* start RECORDS FOR THIS EXERCISE *
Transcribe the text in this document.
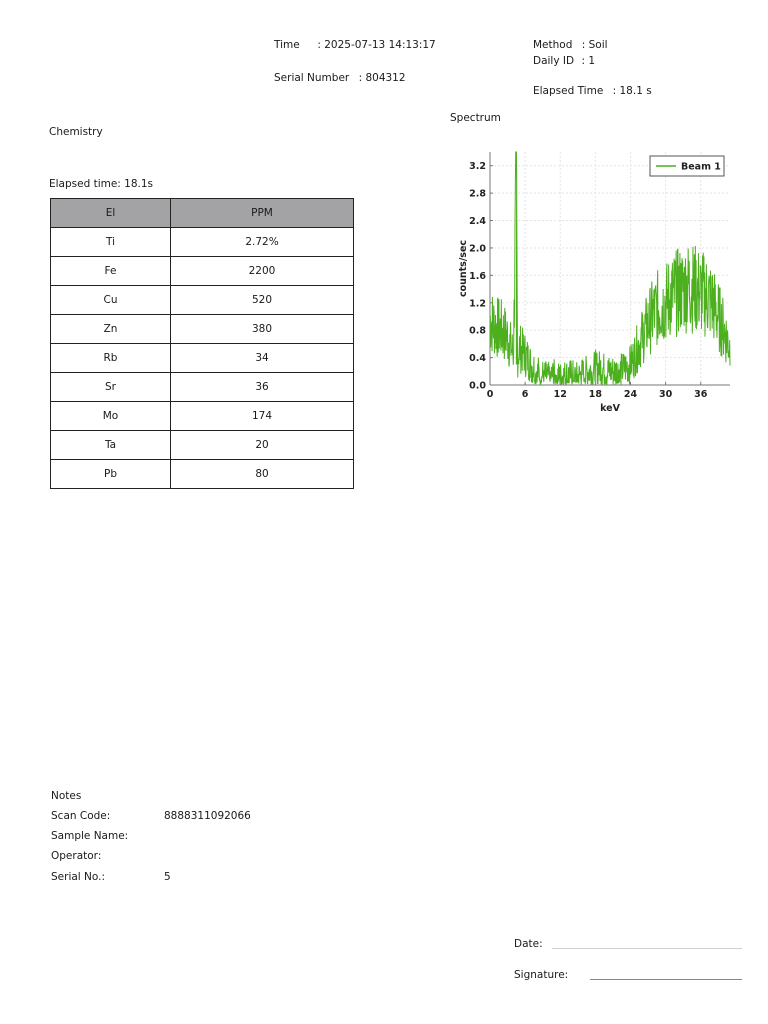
Time : 2025-07-13 14:13:17
Serial Number : 804312
Method : Soil
Daily ID : 1
Elapsed Time : 18.1 s
Chemistry
Elapsed time: 18.1s
El	PPM
Ti	2.72%
Fe	2200
Cu	520
Zn	380
Rb	34
Sr	36
Mo	174
Ta	20
Pb	80
Spectrum
0	6	12 18 24 30 36
0.0
0.4
0.8
1.2
1.6
2.0
2.4
2.8
3.2	Beam 1
keV
counts/sec
Notes
Scan Code:	8888311092066
Sample Name:
Operator:
Serial No.:	5
Date:
Signature:
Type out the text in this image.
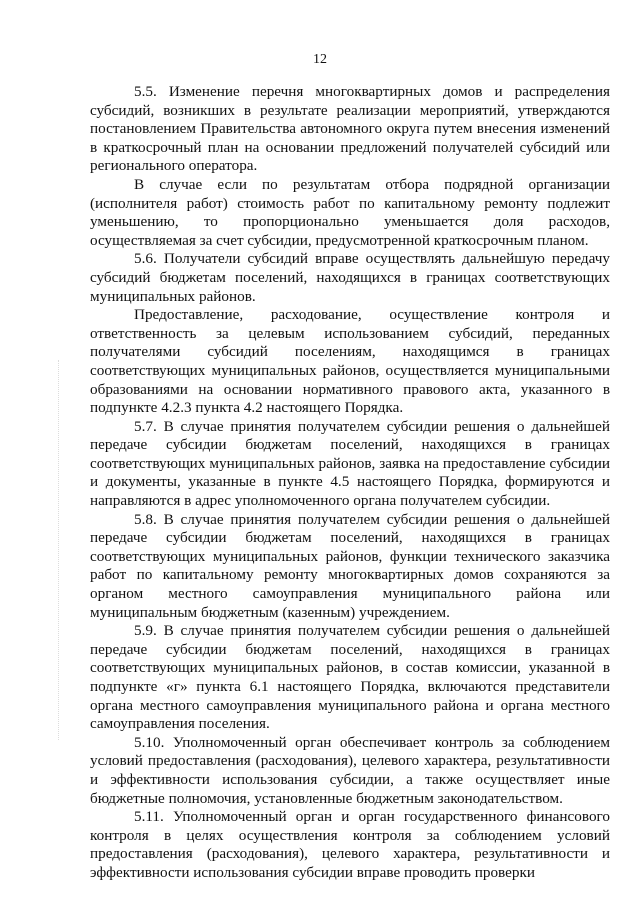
12

5.5. Изменение перечня многоквартирных домов и распределения субсидий, возникших в результате реализации мероприятий, утверждаются постановлением Правительства автономного округа путем внесения изменений в краткосрочный план на основании предложений получателей субсидий или регионального оператора.

В случае если по результатам отбора подрядной организации (исполнителя работ) стоимость работ по капитальному ремонту подлежит уменьшению, то пропорционально уменьшается доля расходов, осуществляемая за счет субсидии, предусмотренной краткосрочным планом.

5.6. Получатели субсидий вправе осуществлять дальнейшую передачу субсидий бюджетам поселений, находящихся в границах соответствующих муниципальных районов.

Предоставление, расходование, осуществление контроля и ответственность за целевым использованием субсидий, переданных получателями субсидий поселениям, находящимся в границах соответствующих муниципальных районов, осуществляется муниципальными образованиями на основании нормативного правового акта, указанного в подпункте 4.2.3 пункта 4.2 настоящего Порядка.

5.7. В случае принятия получателем субсидии решения о дальнейшей передаче субсидии бюджетам поселений, находящихся в границах соответствующих муниципальных районов, заявка на предоставление субсидии и документы, указанные в пункте 4.5 настоящего Порядка, формируются и направляются в адрес уполномоченного органа получателем субсидии.

5.8. В случае принятия получателем субсидии решения о дальнейшей передаче субсидии бюджетам поселений, находящихся в границах соответствующих муниципальных районов, функции технического заказчика работ по капитальному ремонту многоквартирных домов сохраняются за органом местного самоуправления муниципального района или муниципальным бюджетным (казенным) учреждением.

5.9. В случае принятия получателем субсидии решения о дальнейшей передаче субсидии бюджетам поселений, находящихся в границах соответствующих муниципальных районов, в состав комиссии, указанной в подпункте «г» пункта 6.1 настоящего Порядка, включаются представители органа местного самоуправления муниципального района и органа местного самоуправления поселения.

5.10. Уполномоченный орган обеспечивает контроль за соблюдением условий предоставления (расходования), целевого характера, результативности и эффективности использования субсидии, а также осуществляет иные бюджетные полномочия, установленные бюджетным законодательством.

5.11. Уполномоченный орган и орган государственного финансового контроля в целях осуществления контроля за соблюдением условий предоставления (расходования), целевого характера, результативности и эффективности использования субсидии вправе проводить проверки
* end RECORDS FOR THIS EXERCISE *
# [WRITTEN EXERCISE]
In the listing above, locate each line with "поселений" and copy it.

# [FINISHED ANSWER]
5.6. Получатели субсидий вправе осуществлять дальнейшую передачу субсидий бюджетам поселений, находящихся в границах соответствующих муниципальных районов.
5.7. В случае принятия получателем субсидии решения о дальнейшей передаче субсидии бюджетам поселений, находящихся в границах соответствующих муниципальных районов, заявка на предоставление субсидии и документы, указанные в пункте 4.5 настоящего Порядка, формируются и направляются в адрес уполномоченного органа получателем субсидии.
5.8. В случае принятия получателем субсидии решения о дальнейшей передаче субсидии бюджетам поселений, находящихся в границах соответствующих муниципальных районов, функции технического заказчика работ по капитальному ремонту многоквартирных домов сохраняются за органом местного самоуправления муниципального района или муниципальным бюджетным (казенным) учреждением.
5.9. В случае принятия получателем субсидии решения о дальнейшей передаче субсидии бюджетам поселений, находящихся в границах соответствующих муниципальных районов, в состав комиссии, указанной в подпункте «г» пункта 6.1 настоящего Порядка, включаются представители органа местного самоуправления муниципального района и органа местного самоуправления поселения.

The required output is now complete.